Can you transcribe the data exactly? Leave the pictures out.
--- START Record excerpts ---
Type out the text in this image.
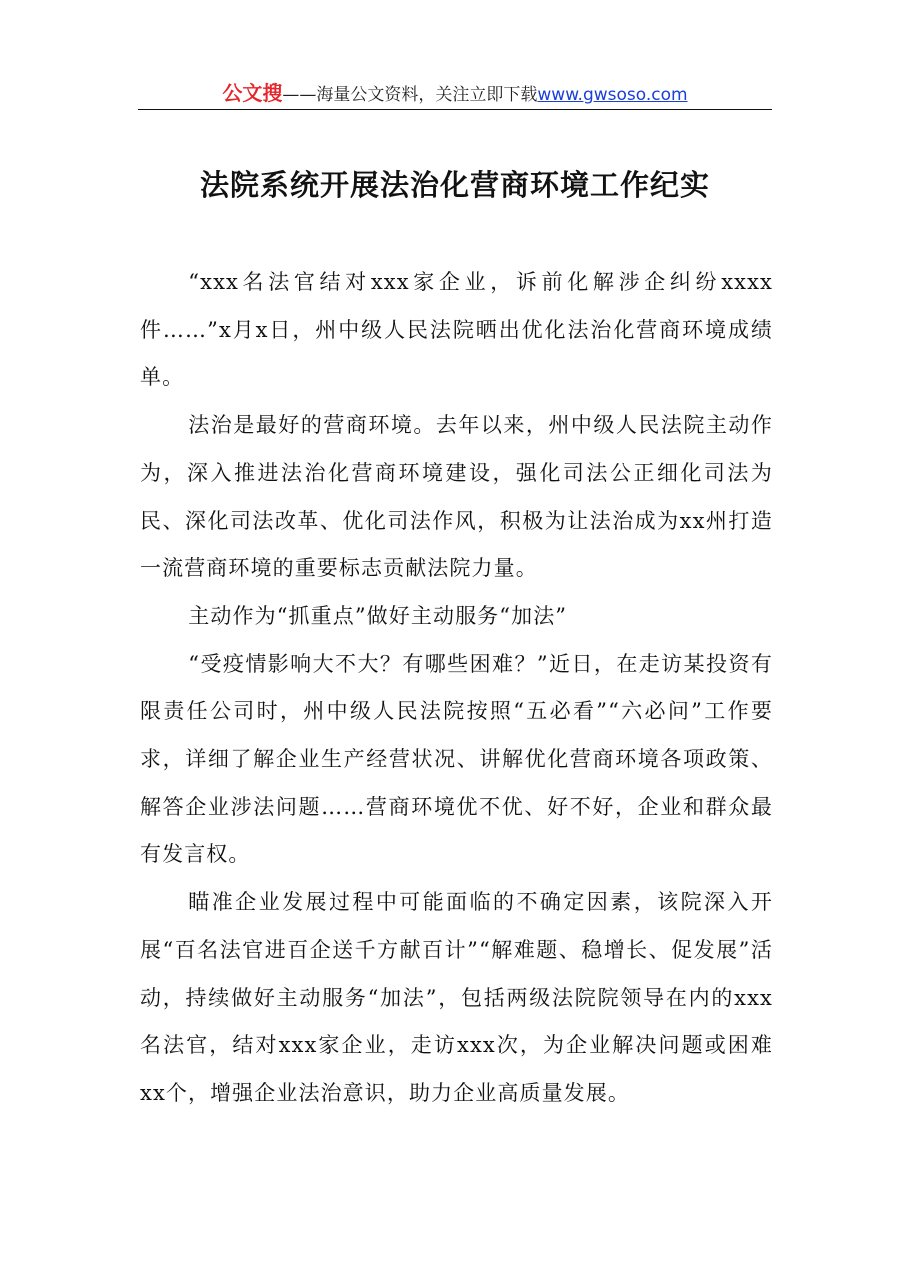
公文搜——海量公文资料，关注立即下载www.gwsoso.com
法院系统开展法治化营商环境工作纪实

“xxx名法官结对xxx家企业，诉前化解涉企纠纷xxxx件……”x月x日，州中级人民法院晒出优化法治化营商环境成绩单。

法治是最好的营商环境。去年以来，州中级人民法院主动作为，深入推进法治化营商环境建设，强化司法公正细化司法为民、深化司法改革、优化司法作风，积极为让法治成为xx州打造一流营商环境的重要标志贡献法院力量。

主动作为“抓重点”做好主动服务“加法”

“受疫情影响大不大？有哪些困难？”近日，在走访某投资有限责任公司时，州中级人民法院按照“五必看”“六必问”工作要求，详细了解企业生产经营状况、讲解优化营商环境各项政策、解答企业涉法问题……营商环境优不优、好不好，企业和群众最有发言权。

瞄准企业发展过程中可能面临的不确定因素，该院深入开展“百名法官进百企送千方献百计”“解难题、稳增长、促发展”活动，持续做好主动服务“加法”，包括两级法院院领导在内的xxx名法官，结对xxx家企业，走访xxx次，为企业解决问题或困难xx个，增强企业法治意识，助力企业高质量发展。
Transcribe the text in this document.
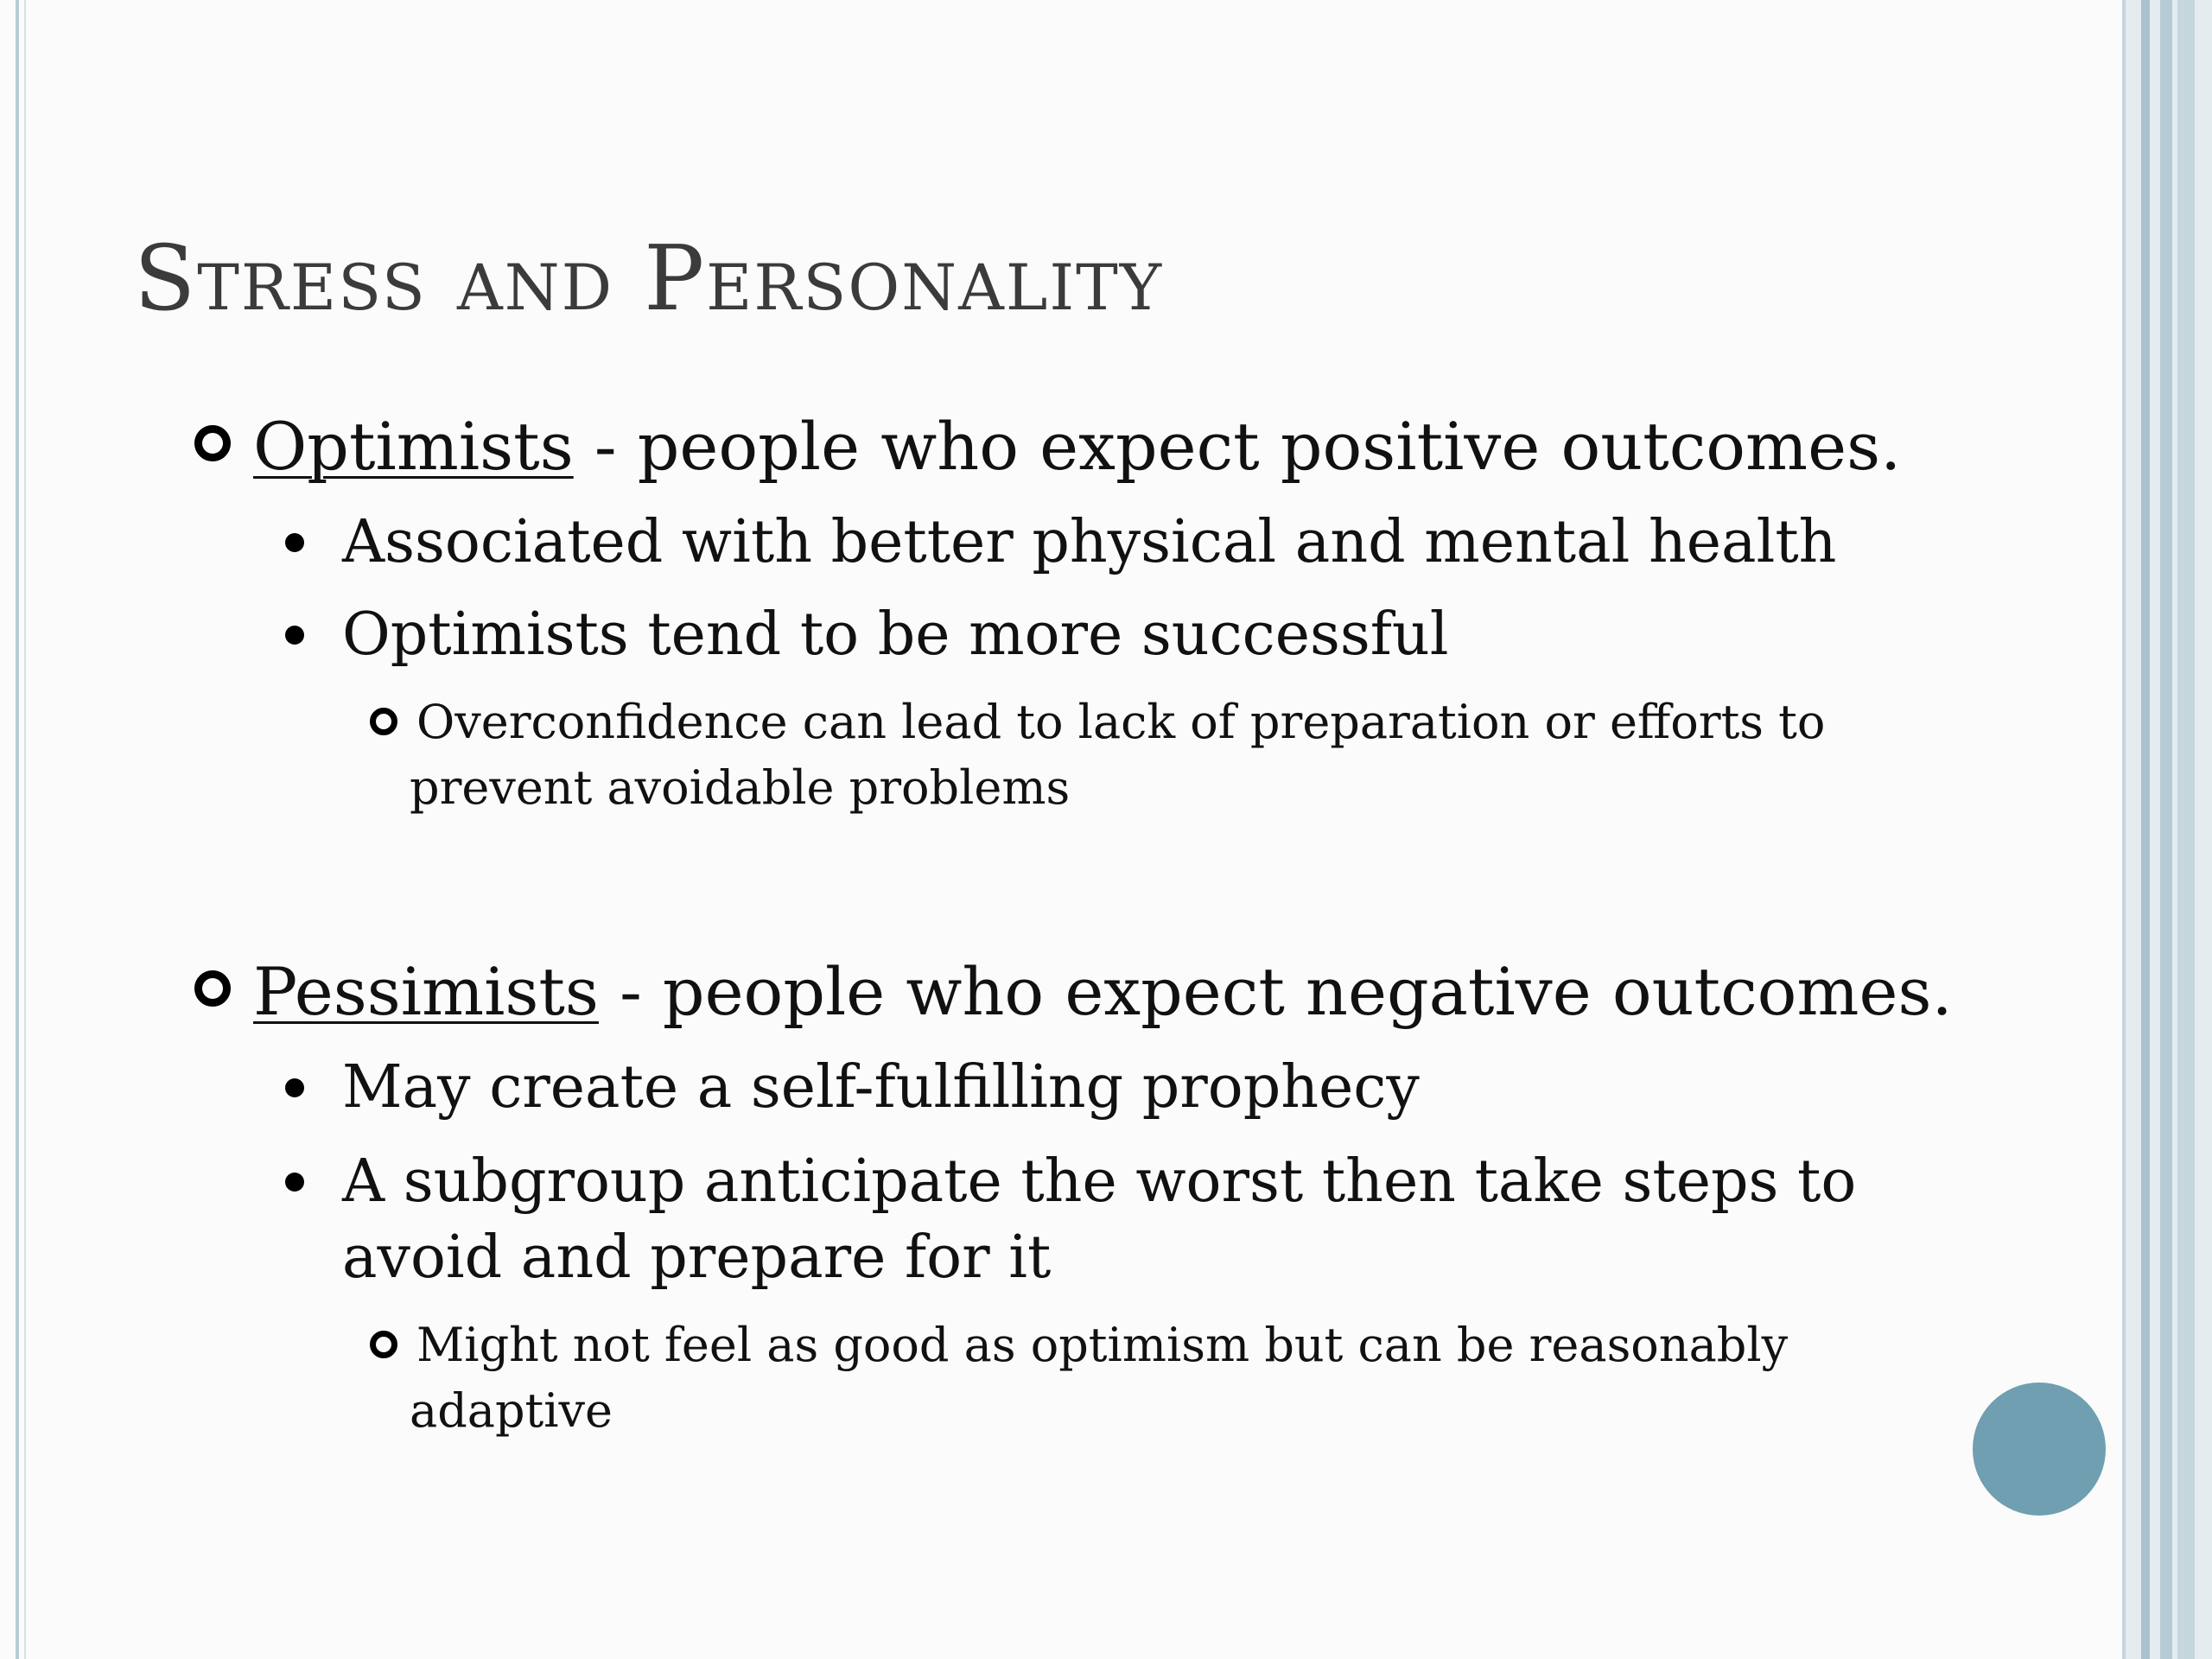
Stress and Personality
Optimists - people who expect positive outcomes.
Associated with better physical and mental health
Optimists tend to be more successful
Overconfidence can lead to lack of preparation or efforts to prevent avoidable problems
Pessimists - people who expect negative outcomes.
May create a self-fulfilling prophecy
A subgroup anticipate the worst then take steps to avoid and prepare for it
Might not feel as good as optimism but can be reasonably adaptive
--- END Record excerpts ---
### Solution
Type out the text in this image.
公文搜——海量公文资料，关注立即下载www.gwsoso.com
法院系统开展法治化营商环境工作纪实

“xxx名法官结对xxx家企业，诉前化解涉企纠纷xxxx件……”x月x日，州中级人民法院晒出优化法治化营商环境成绩单。

法治是最好的营商环境。去年以来，州中级人民法院主动作为，深入推进法治化营商环境建设，强化司法公正细化司法为民、深化司法改革、优化司法作风，积极为让法治成为xx州打造一流营商环境的重要标志贡献法院力量。

主动作为“抓重点”做好主动服务“加法”

“受疫情影响大不大？有哪些困难？”近日，在走访某投资有限责任公司时，州中级人民法院按照“五必看”“六必问”工作要求，详细了解企业生产经营状况、讲解优化营商环境各项政策、解答企业涉法问题……营商环境优不优、好不好，企业和群众最有发言权。

瞄准企业发展过程中可能面临的不确定因素，该院深入开展“百名法官进百企送千方献百计”“解难题、稳增长、促发展”活动，持续做好主动服务“加法”，包括两级法院院领导在内的xxx名法官，结对xxx家企业，走访xxx次，为企业解决问题或困难xx个，增强企业法治意识，助力企业高质量发展。
Transcribe the text in this document.
Stress and Personality
Optimists - people who expect positive outcomes.
Associated with better physical and mental health
Optimists tend to be more successful
Overconfidence can lead to lack of preparation or efforts to prevent avoidable problems
Pessimists - people who expect negative outcomes.
May create a self-fulfilling prophecy
A subgroup anticipate the worst then take steps to avoid and prepare for it
Might not feel as good as optimism but can be reasonably adaptive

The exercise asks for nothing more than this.